**What to produce**
In the entries below, find the lines with the word "your" and copy them.

(Collection entries)
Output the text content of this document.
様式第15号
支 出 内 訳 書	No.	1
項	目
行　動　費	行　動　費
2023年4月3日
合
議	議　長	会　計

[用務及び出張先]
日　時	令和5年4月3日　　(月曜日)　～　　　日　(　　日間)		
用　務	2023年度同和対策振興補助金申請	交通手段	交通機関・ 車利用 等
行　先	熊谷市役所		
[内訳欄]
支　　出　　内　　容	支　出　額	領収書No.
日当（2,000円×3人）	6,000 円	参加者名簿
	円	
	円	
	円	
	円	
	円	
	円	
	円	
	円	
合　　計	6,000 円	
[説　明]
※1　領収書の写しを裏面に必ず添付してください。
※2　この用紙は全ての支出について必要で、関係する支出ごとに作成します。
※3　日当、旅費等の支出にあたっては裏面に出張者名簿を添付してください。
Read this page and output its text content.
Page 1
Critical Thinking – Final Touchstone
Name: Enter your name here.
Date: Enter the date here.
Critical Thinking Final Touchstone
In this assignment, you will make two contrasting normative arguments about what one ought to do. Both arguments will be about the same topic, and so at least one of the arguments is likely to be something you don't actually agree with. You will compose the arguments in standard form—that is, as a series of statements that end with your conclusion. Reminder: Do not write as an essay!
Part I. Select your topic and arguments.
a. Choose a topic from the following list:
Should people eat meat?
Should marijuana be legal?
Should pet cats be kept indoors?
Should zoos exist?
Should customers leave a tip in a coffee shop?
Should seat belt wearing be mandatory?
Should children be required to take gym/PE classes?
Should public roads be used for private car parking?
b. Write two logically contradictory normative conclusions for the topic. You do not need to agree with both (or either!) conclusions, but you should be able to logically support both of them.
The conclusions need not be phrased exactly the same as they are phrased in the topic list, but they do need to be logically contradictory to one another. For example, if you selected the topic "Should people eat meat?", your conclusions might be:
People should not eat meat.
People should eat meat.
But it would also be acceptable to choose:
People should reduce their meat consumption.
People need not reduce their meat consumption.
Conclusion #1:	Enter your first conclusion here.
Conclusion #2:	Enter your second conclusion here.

...

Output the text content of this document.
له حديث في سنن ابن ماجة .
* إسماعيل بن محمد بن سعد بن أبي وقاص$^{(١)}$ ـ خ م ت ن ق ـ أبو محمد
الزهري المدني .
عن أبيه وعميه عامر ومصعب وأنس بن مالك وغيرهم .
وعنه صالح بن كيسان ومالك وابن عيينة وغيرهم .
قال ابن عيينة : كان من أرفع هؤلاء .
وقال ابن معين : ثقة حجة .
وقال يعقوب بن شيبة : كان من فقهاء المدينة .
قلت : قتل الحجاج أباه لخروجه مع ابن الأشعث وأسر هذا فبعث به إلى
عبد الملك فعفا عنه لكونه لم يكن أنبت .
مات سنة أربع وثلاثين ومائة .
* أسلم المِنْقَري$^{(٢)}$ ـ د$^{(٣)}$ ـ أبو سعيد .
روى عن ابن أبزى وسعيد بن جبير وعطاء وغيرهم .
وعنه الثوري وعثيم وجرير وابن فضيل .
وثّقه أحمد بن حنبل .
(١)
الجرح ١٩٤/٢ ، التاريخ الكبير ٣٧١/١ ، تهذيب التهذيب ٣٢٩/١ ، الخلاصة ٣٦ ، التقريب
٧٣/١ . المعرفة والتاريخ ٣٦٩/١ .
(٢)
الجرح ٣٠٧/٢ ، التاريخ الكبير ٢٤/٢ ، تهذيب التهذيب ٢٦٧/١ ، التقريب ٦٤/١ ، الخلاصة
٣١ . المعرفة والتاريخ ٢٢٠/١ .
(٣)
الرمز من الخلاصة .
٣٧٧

**Written answer**
Name: Enter your name here.
In this assignment, you will make two contrasting normative arguments about what one ought to do. Both arguments will be about the same topic, and so at least one of the arguments is likely to be something you don't actually agree with. You will compose the arguments in standard form—that is, as a series of statements that end with your conclusion. Reminder: Do not write as an essay!
Part I. Select your topic and arguments.
The conclusions need not be phrased exactly the same as they are phrased in the topic list, but they do need to be logically contradictory to one another. For example, if you selected the topic "Should people eat meat?", your conclusions might be:
Conclusion #1:	Enter your first conclusion here.
Conclusion #2:	Enter your second conclusion here.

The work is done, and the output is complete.